- _Task to carry out_
Write the next part of the paper cutter discussion below, picking up right after its last sentence.

Any other recommended paper cutters? How about a Challenge paper cutter? Is it worth buying an electric cutter instead a manual guillotine such as from

If you have the space for a Challenge paper cutter, I would say get one. Before we got ours, we had (still have it sitting around) one like this:
and it wasn’t very good.
Not having the right paper cutter held up our print schedule for a few long months.

An electric or power cutter is a lifesaver when you really get into more production.
We used to run a medium size electric cutter branded Martin Yale (which i have been told is very similar to the small challenge cutter).
It cut well, but we had some electrical issues.
We upgraded to a used (circa 1983) Polar-Mohr, which is owned by Heidelberg. It is a 28” power cutter, with Micro cut system added. It can cut fast and strong, and is super accurate to the thousandths of an inch.
It ran us about $7,000 which may be out of the price range for a small shop, but it does everything we need it to do.
Check your local equipment dealer for what they have in stock.

I was looking at one like this
I found the same model on ebay for 300.00 and I wanted to know if anyone has used this before. I am a small one person shop with limited space and funds so although I would love to have some of the others mentioned the wallet will not allow it

I have a M&Y cutter like that and it works pretty good. I use it for trimming books. They are pretty easy to fix if they break (and they will break). There is a bearing / washer in the blade slide mechanism that blows out about once a year for me but you’ll know when it starts to go and it is fairly simple to swap it out and reset the blade. And I’d suggest getting two blades if you can… It’s definitely no Challenge but it works for small cutting jobs. I don’t think they have a model like this with a 20” blade though.

Thank you all for your comments. How about purchasing a Triumph paper cutter? Are they decent for a manual type?

I’m so glad to have found this site and this discussion! I am a one-person shop printed bookplates, which are 3x4 inches. I have a Dahle stack cutter. It works great, but I’m looking for something that would require less physical effort. I’ve seen a lot of Triumph electric cutters on ebay. Are they any good? Is it better to get a Challenge? What about electric vs. manual? Are there manual cutters that don’t require a lot of effort? I’m cutting up to 150 60 lb. sheets.

I have a Challenge 26 1/2 ” Paper Cutter that is in very good condition ,,, if you are interested let me know and I can send you pics of it ,,,, ed

JH: We’ve got one like that here at the shop—the eBay version, that is. It cuts well, but its kind of hard to square up. The advantage I’ve found is that it trims to 1.25”, which is perfect for skinny business cards. Thus far I haven’t had the guts to use it on any. One day!

I’ve been thinking about this a lot recently and wondered if there were any more thoughts on this. While I know the old ones come up for sale very often, they are too large for the space I’m working in, so I’ve been looking at new tabletop stack cutters.

- _Material supplied_
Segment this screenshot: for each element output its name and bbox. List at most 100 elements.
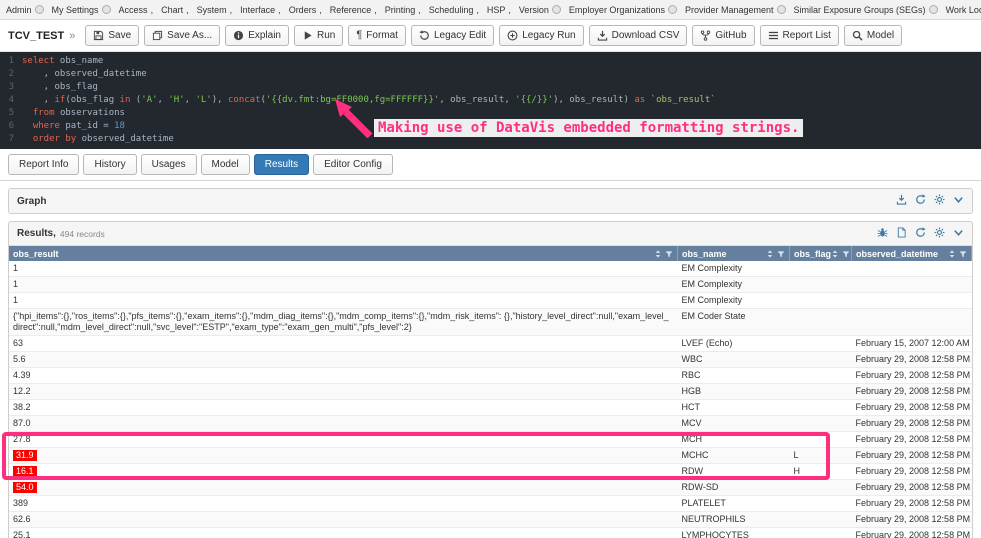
nav-item-work-locations[interactable]: Work Locations bbox=[946, 5, 981, 15]
line-number: 6 bbox=[0, 120, 22, 133]
top-nav: Admin My Settings Access, Chart, System, Inte… bbox=[0, 0, 981, 20]
nav-item-version[interactable]: Version bbox=[519, 5, 561, 15]
filter-icon[interactable] bbox=[777, 250, 785, 258]
filter-icon[interactable] bbox=[959, 250, 967, 258]
legacy-edit-button[interactable]: Legacy Edit bbox=[411, 25, 494, 46]
sort-icon[interactable] bbox=[948, 250, 956, 258]
cell-observed-datetime: February 29, 2008 12:58 PM bbox=[852, 496, 972, 512]
format-button[interactable]: ¶Format bbox=[348, 25, 406, 46]
cell-obs-flag bbox=[790, 336, 852, 352]
sort-icon[interactable] bbox=[831, 250, 839, 258]
chevron-down-icon[interactable] bbox=[953, 227, 964, 238]
gear-icon[interactable] bbox=[934, 194, 945, 205]
table-row[interactable]: 1EM Complexity bbox=[9, 293, 972, 309]
cell-obs-result: 12.2 bbox=[9, 384, 678, 400]
nav-item-label: Orders bbox=[289, 5, 317, 15]
report-list-button[interactable]: Report List bbox=[760, 25, 839, 46]
download-icon bbox=[597, 30, 608, 41]
report-name-chevron[interactable]: » bbox=[69, 30, 75, 42]
gear-icon[interactable] bbox=[934, 227, 945, 238]
tab-results[interactable]: Results bbox=[254, 154, 309, 175]
column-header-obs-flag[interactable]: obs_flag bbox=[790, 246, 852, 261]
line-number: 1 bbox=[0, 55, 22, 68]
table-row[interactable]: 38.2HCTFebruary 29, 2008 12:58 PM bbox=[9, 400, 972, 416]
tab-report-info[interactable]: Report Info bbox=[8, 154, 79, 175]
table-row[interactable]: 12.2HGBFebruary 29, 2008 12:58 PM bbox=[9, 384, 972, 400]
column-header-obs-result[interactable]: obs_result bbox=[9, 246, 678, 261]
save-as-button[interactable]: Save As... bbox=[144, 25, 220, 46]
nav-item-label: My Settings bbox=[52, 5, 99, 15]
explain-button[interactable]: Explain bbox=[225, 25, 289, 46]
table-row[interactable]: 54.0RDW-SDFebruary 29, 2008 12:58 PM bbox=[9, 480, 972, 496]
refresh-icon[interactable] bbox=[915, 194, 926, 205]
nav-item-scheduling[interactable]: Scheduling, bbox=[429, 5, 479, 15]
sql-editor[interactable]: 1select obs_name2 , observed_datetime3 ,… bbox=[0, 52, 981, 149]
nav-item-similar-exposure-groups-segs[interactable]: Similar Exposure Groups (SEGs) bbox=[794, 5, 938, 15]
table-row[interactable]: 31.9MCHCLFebruary 29, 2008 12:58 PM bbox=[9, 448, 972, 464]
tab-history[interactable]: History bbox=[83, 154, 136, 175]
table-row[interactable]: 5.6WBCFebruary 29, 2008 12:58 PM bbox=[9, 352, 972, 368]
nav-item-separator: , bbox=[151, 5, 154, 15]
tab-model[interactable]: Model bbox=[201, 154, 250, 175]
nav-item-label: Printing bbox=[385, 5, 416, 15]
table-row[interactable]: 25.1LYMPHOCYTESFebruary 29, 2008 12:58 P… bbox=[9, 528, 972, 538]
table-row[interactable]: 87.0MCVFebruary 29, 2008 12:58 PM bbox=[9, 416, 972, 432]
table-row[interactable]: 62.6NEUTROPHILSFebruary 29, 2008 12:58 P… bbox=[9, 512, 972, 528]
column-header-obs-name[interactable]: obs_name bbox=[678, 246, 790, 261]
run-button[interactable]: Run bbox=[294, 25, 343, 46]
table-row[interactable]: 16.1RDWHFebruary 29, 2008 12:58 PM bbox=[9, 464, 972, 480]
tab-editor-config[interactable]: Editor Config bbox=[313, 154, 393, 175]
cell-obs-name: PLATELET bbox=[678, 496, 790, 512]
model-button[interactable]: Model bbox=[844, 25, 902, 46]
code-line: 6 where pat_id = 18 bbox=[0, 120, 981, 133]
sort-icon[interactable] bbox=[654, 250, 662, 258]
status-circle-icon bbox=[102, 5, 111, 14]
cell-obs-result: 5.6 bbox=[9, 352, 678, 368]
table-row[interactable]: 1EM Complexity bbox=[9, 261, 972, 277]
cell-obs-name: EM Complexity bbox=[678, 261, 790, 277]
filter-icon[interactable] bbox=[665, 250, 673, 258]
results-panel-header: Results, 494 records bbox=[9, 222, 972, 246]
github-button[interactable]: GitHub bbox=[692, 25, 754, 46]
nav-item-admin[interactable]: Admin bbox=[6, 5, 44, 15]
table-row[interactable]: 63LVEF (Echo)February 15, 2007 12:00 AM bbox=[9, 336, 972, 352]
code-line: 4 , if(obs_flag in ('A', 'H', 'L'), conc… bbox=[0, 94, 981, 107]
legacy-run-button[interactable]: Legacy Run bbox=[499, 25, 583, 46]
table-row[interactable]: 4.39RBCFebruary 29, 2008 12:58 PM bbox=[9, 368, 972, 384]
nav-item-printing[interactable]: Printing, bbox=[385, 5, 421, 15]
nav-item-reference[interactable]: Reference, bbox=[330, 5, 377, 15]
table-row[interactable]: 389PLATELETFebruary 29, 2008 12:58 PM bbox=[9, 496, 972, 512]
column-header-observed-datetime[interactable]: observed_datetime bbox=[852, 246, 972, 261]
code-line: 1select obs_name bbox=[0, 55, 981, 68]
file-icon[interactable] bbox=[896, 227, 907, 238]
bug-icon[interactable] bbox=[877, 227, 888, 238]
nav-item-employer-organizations[interactable]: Employer Organizations bbox=[569, 5, 677, 15]
table-row[interactable]: 27.8MCHFebruary 29, 2008 12:58 PM bbox=[9, 432, 972, 448]
nav-item-chart[interactable]: Chart, bbox=[161, 5, 189, 15]
tab-usages[interactable]: Usages bbox=[141, 154, 197, 175]
cell-obs-name: RDW-SD bbox=[678, 480, 790, 496]
nav-item-my-settings[interactable]: My Settings bbox=[52, 5, 111, 15]
sort-icon[interactable] bbox=[766, 250, 774, 258]
filter-icon[interactable] bbox=[842, 250, 850, 258]
cell-obs-result: 87.0 bbox=[9, 416, 678, 432]
nav-item-system[interactable]: System, bbox=[197, 5, 233, 15]
refresh-icon[interactable] bbox=[915, 227, 926, 238]
chevron-down-icon[interactable] bbox=[953, 194, 964, 205]
cell-obs-result: 1 bbox=[9, 277, 678, 293]
download-icon[interactable] bbox=[896, 194, 907, 205]
table-row[interactable]: 1EM Complexity bbox=[9, 277, 972, 293]
table-row[interactable]: {"hpi_items":{},"ros_items":{},"pfs_item… bbox=[9, 309, 972, 336]
nav-item-interface[interactable]: Interface, bbox=[240, 5, 281, 15]
nav-item-access[interactable]: Access, bbox=[119, 5, 154, 15]
nav-item-provider-management[interactable]: Provider Management bbox=[685, 5, 786, 15]
download-csv-button[interactable]: Download CSV bbox=[589, 25, 688, 46]
nav-item-label: Scheduling bbox=[429, 5, 474, 15]
nav-item-hsp[interactable]: HSP, bbox=[487, 5, 511, 15]
results-table: obs_resultobs_nameobs_flagobserved_datet… bbox=[9, 246, 972, 538]
code-text: , obs_flag bbox=[22, 81, 98, 94]
nav-item-orders[interactable]: Orders, bbox=[289, 5, 322, 15]
nav-item-label: Interface bbox=[240, 5, 275, 15]
save-button[interactable]: Save bbox=[85, 25, 139, 46]
cell-obs-result: 63 bbox=[9, 336, 678, 352]
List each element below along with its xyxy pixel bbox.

- _Exercise response_
The new cutters I’ve been able to find online range from 150 dollars for the no-brand eBay knock-offs to 1500 for the smallest Triumph, the 4205.

There’s the XD-500 and others with no brand name for 150 or so. Then there’s the QCM cutters such as the 1200 and 1800 which range from 200 to 400 or so. Above that in price is the Martin Yales which go for around 700, then the Triumph at 1500.

I wonder if it’s a clear case of “you get what you pay for” or do you sometimes pay for the brand? Have people had any experience with the cheaper models or been able to compare the QCM to the Martin Yale?

Or do I just wait until I can afford a really good one…or have enough space to get a big old challenge or something?

I think I am going to go for a get-what-you pay for situation and invest in a Kutrimmer 1071.

kill it how? My QCM trims fine, neat and clean. My problem is still with calibrating and squaring the side-gauge.

And for me, calibration is fine, but the trim is uneven! The top sheet is shorter than the bottom sheet in the stack as the stack jogs up when I’m trimming. Is it because I’m cutting stacks of cotton paper? Should I be sandwiching with cardboard or something? Cutting a thinner stack? Something?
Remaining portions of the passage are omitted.